TASK OBJECTIVE: In the entries below, find the lines with the word "value" and copy them.

DATA FOR PROCESSING:
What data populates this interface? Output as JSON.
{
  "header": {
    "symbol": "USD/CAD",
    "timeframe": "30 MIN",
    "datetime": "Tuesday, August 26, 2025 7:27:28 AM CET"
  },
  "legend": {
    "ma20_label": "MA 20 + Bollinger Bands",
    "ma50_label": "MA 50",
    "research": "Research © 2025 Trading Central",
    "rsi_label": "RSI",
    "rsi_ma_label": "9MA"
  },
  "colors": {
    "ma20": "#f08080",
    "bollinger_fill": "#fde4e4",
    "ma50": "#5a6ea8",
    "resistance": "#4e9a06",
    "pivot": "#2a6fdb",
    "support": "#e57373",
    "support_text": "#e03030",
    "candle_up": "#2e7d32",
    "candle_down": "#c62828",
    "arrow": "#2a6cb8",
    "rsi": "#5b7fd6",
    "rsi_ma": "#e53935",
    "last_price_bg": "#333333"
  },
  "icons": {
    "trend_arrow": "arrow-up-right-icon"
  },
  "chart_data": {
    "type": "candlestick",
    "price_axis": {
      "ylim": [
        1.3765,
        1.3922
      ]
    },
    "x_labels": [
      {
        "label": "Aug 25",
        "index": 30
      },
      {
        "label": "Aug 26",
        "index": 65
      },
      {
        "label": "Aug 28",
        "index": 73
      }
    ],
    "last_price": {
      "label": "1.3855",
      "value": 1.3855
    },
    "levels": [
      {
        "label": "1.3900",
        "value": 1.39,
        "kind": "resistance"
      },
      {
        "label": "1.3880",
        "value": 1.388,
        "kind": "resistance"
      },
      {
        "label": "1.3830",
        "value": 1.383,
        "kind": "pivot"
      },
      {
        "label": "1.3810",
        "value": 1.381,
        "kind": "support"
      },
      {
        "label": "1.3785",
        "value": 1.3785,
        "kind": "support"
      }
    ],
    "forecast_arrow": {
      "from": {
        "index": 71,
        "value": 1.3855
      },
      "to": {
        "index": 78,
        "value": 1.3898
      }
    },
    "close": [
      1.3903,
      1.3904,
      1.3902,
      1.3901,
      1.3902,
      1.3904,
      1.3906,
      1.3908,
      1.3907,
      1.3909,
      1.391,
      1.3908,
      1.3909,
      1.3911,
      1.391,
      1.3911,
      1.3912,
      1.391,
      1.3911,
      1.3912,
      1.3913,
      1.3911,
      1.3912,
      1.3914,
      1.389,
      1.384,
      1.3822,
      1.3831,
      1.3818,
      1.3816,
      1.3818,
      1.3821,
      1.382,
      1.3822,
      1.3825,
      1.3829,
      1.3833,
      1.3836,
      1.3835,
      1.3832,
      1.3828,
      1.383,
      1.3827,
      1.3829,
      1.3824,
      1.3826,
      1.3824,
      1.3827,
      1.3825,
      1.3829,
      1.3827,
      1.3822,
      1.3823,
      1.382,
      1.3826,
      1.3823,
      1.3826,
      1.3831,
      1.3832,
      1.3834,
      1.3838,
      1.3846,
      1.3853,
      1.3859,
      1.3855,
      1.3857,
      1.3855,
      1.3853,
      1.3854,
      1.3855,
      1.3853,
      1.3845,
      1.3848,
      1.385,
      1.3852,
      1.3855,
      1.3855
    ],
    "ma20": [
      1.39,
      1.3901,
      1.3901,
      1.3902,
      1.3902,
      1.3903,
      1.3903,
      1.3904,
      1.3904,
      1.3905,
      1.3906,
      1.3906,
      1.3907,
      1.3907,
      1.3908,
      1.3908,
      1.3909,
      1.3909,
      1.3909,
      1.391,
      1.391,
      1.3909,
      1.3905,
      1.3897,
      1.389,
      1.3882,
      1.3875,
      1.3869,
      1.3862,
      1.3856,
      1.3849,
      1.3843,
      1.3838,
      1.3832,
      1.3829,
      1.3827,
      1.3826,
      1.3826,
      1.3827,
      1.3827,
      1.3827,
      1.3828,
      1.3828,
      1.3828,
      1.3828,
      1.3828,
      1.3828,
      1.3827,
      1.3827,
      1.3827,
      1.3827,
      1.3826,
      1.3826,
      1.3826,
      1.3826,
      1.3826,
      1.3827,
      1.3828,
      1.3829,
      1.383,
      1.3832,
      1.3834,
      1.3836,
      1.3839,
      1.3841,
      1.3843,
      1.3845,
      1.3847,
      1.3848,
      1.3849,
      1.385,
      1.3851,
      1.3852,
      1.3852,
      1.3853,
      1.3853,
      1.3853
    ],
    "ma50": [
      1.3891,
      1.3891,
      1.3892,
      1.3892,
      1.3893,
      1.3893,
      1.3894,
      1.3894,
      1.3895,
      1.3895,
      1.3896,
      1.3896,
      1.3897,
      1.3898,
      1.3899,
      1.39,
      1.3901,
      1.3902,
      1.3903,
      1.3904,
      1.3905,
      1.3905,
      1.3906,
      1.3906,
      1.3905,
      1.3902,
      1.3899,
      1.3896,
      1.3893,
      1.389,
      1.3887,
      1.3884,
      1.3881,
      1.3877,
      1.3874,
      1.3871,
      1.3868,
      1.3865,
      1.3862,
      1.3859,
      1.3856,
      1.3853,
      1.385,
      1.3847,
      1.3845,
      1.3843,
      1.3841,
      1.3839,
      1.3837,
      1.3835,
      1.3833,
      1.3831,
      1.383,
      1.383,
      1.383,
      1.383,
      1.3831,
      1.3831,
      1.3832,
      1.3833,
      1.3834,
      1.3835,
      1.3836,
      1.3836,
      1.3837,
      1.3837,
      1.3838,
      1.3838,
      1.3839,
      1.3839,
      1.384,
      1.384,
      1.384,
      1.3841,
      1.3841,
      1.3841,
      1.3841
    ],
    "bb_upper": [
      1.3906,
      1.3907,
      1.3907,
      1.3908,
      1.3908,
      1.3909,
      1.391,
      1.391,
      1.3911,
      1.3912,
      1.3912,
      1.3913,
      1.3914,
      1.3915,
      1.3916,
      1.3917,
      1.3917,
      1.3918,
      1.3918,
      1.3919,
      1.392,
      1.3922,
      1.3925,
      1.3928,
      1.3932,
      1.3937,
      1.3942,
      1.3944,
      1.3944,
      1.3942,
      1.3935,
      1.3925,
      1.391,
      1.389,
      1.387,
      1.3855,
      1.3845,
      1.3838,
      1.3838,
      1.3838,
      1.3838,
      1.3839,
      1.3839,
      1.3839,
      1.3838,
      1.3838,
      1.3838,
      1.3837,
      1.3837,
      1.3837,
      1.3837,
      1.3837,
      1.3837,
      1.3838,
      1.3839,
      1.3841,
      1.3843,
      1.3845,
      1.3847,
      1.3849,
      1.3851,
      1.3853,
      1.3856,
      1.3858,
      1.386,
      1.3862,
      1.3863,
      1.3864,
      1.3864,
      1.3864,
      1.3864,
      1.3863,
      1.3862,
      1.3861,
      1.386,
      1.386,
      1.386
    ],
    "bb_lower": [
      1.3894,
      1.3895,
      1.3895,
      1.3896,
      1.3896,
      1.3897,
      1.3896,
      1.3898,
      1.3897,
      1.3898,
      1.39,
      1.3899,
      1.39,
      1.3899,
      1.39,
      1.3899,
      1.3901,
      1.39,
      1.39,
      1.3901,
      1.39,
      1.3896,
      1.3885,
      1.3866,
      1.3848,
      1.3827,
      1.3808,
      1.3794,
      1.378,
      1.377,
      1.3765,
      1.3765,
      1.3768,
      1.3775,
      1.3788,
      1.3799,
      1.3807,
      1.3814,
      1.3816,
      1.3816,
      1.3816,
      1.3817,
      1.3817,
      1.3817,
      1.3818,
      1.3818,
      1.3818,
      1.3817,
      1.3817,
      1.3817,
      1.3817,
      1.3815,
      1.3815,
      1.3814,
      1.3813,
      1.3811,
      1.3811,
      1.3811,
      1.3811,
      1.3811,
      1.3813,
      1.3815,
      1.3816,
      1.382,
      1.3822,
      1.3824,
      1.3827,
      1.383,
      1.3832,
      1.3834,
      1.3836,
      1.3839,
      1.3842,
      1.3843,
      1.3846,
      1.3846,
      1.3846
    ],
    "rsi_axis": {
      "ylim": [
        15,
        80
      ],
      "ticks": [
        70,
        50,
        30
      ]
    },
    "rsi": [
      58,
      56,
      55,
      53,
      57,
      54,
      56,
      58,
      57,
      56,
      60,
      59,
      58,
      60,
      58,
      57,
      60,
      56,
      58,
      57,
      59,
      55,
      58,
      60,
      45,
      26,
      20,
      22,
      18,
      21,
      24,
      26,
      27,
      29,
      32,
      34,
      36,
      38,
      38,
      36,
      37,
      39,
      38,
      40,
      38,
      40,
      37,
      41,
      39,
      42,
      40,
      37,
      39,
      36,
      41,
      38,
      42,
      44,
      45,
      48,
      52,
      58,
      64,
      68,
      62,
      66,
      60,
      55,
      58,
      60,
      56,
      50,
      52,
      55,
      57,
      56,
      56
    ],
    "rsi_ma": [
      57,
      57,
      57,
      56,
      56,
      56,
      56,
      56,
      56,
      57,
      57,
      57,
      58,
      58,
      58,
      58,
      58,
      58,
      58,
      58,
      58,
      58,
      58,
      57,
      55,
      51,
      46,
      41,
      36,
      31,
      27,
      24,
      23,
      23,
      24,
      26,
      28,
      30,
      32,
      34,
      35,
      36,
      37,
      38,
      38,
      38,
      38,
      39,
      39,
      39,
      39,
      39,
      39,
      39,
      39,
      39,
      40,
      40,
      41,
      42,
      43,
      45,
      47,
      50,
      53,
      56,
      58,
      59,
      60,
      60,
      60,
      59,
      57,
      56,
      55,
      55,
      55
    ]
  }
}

RESPONSE FOR THIS EXERCISE:
      "value": 1.3855
        "value": 1.39,
        "value": 1.388,
        "value": 1.383,
        "value": 1.381,
        "value": 1.3785,
        "value": 1.3855
        "value": 1.3898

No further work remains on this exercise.